** Directive **
Transcribe the records exactly. Pictures do not belong in the transcription.

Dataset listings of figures
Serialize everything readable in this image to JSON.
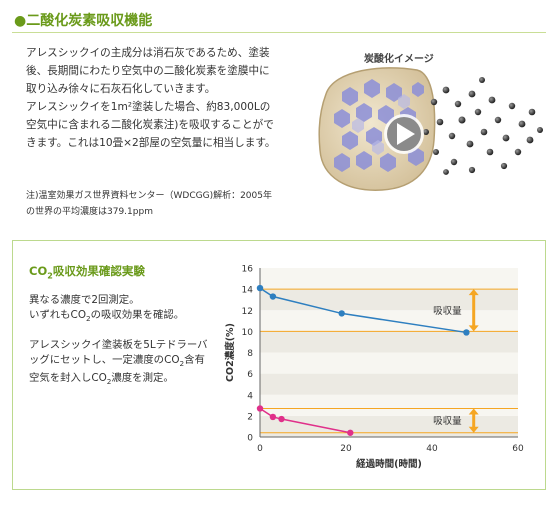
{
  "page": {
    "title": "●二酸化炭素吸収機能"
  },
  "intro": {
    "lines": [
      "アレスシックイの主成分は消石灰であるため、塗装",
      "後、長期間にわたり空気中の二酸化炭素を塗膜中に",
      "取り込み徐々に石灰石化していきます。",
      "アレスシックイを1m²塗装した場合、約83,000Lの",
      "空気中に含まれる二酸化炭素注)を吸収することがで",
      "きます。これは10畳×2部屋の空気量に相当します。"
    ]
  },
  "note": {
    "lines": [
      "注)温室効果ガス世界資料センター（WDCGG)解析：2005年",
      "の世界の平均濃度は379.1ppm"
    ]
  },
  "visual": {
    "label": "炭酸化イメージ",
    "icon": "play-icon"
  },
  "experiment": {
    "title": "CO2吸収効果確認実験",
    "text_a": [
      "異なる濃度で2回測定。",
      "いずれもCO2の吸収効果を確認。"
    ],
    "text_b": [
      "アレスシックイ塗装板を5Lテドラーバ",
      "ッグにセットし、一定濃度のCO2含有",
      "空気を封入しCO2濃度を測定。"
    ]
  },
  "colors": {
    "accent_green": "#6a9a1a",
    "series_high": "#2e7fc0",
    "series_low": "#e0308a",
    "bracket": "#f5a623",
    "band_dark": "#eceae3",
    "band_light": "#f7f6f1"
  },
  "chart_data": {
    "type": "line",
    "xlabel": "経過時間(時間)",
    "ylabel": "CO2濃度(%)",
    "xlim": [
      0,
      60
    ],
    "ylim": [
      0,
      16
    ],
    "xticks": [
      0,
      20,
      40,
      60
    ],
    "yticks": [
      0,
      2,
      4,
      6,
      8,
      10,
      12,
      14,
      16
    ],
    "series": [
      {
        "color": "#2e7fc0",
        "x": [
          0,
          3,
          19,
          48
        ],
        "y": [
          14.1,
          13.3,
          11.7,
          9.9
        ]
      },
      {
        "color": "#e0308a",
        "x": [
          0,
          3,
          5,
          21
        ],
        "y": [
          2.7,
          1.9,
          1.7,
          0.4
        ]
      }
    ],
    "reference_lines": [
      14.0,
      10.0,
      2.7,
      0.4
    ],
    "annotations": [
      {
        "text": "吸収量",
        "from": 14.0,
        "to": 10.0,
        "x": 49
      },
      {
        "text": "吸収量",
        "from": 2.7,
        "to": 0.4,
        "x": 49
      }
    ],
    "grid": "horizontal bands"
  }
}
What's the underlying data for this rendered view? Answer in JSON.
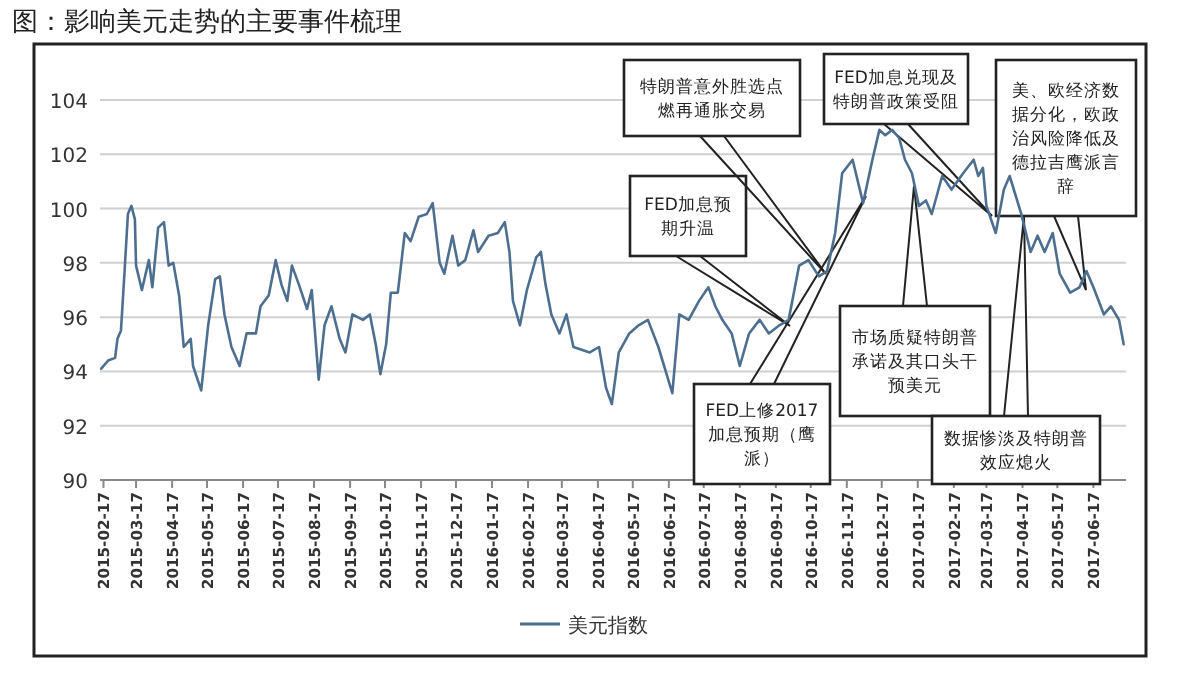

** The completed task **
Serialize everything readable in this image to JSON.
{
  "page": {
    "title": "●二酸化炭素吸収機能"
  },
  "intro": {
    "lines": [
      "アレスシックイの主成分は消石灰であるため、塗装",
      "後、長期間にわたり空気中の二酸化炭素を塗膜中に",
      "取り込み徐々に石灰石化していきます。",
      "アレスシックイを1m²塗装した場合、約83,000Lの",
      "空気中に含まれる二酸化炭素注)を吸収することがで",
      "きます。これは10畳×2部屋の空気量に相当します。"
    ]
  },
  "note": {
    "lines": [
      "注)温室効果ガス世界資料センター（WDCGG)解析：2005年",
      "の世界の平均濃度は379.1ppm"
    ]
  },
  "visual": {
    "label": "炭酸化イメージ",
    "icon": "play-icon"
  },
  "experiment": {
    "title": "CO2吸収効果確認実験",
    "text_a": [
      "異なる濃度で2回測定。",
      "いずれもCO2の吸収効果を確認。"
    ],
    "text_b": [
      "アレスシックイ塗装板を5Lテドラーバ",
      "ッグにセットし、一定濃度のCO2含有",
      "空気を封入しCO2濃度を測定。"
    ]
  },
  "colors": {
    "accent_green": "#6a9a1a",
    "series_high": "#2e7fc0",
    "series_low": "#e0308a",
    "bracket": "#f5a623",
    "band_dark": "#eceae3",
    "band_light": "#f7f6f1"
  },
  "chart_data": {
    "type": "line",
    "xlabel": "経過時間(時間)",
    "ylabel": "CO2濃度(%)",
    "xlim": [
      0,
      60
    ],
    "ylim": [
      0,
      16
    ],
    "xticks": [
      0,
      20,
      40,
      60
    ],
    "yticks": [
      0,
      2,
      4,
      6,
      8,
      10,
      12,
      14,
      16
    ],
    "series": [
      {
        "color": "#2e7fc0",
        "x": [
          0,
          3,
          19,
          48
        ],
        "y": [
          14.1,
          13.3,
          11.7,
          9.9
        ]
      },
      {
        "color": "#e0308a",
        "x": [
          0,
          3,
          5,
          21
        ],
        "y": [
          2.7,
          1.9,
          1.7,
          0.4
        ]
      }
    ],
    "reference_lines": [
      14.0,
      10.0,
      2.7,
      0.4
    ],
    "annotations": [
      {
        "text": "吸収量",
        "from": 14.0,
        "to": 10.0,
        "x": 49
      },
      {
        "text": "吸収量",
        "from": 2.7,
        "to": 0.4,
        "x": 49
      }
    ],
    "grid": "horizontal bands"
  }
}
What's the underlying data for this rendered view? Answer in JSON.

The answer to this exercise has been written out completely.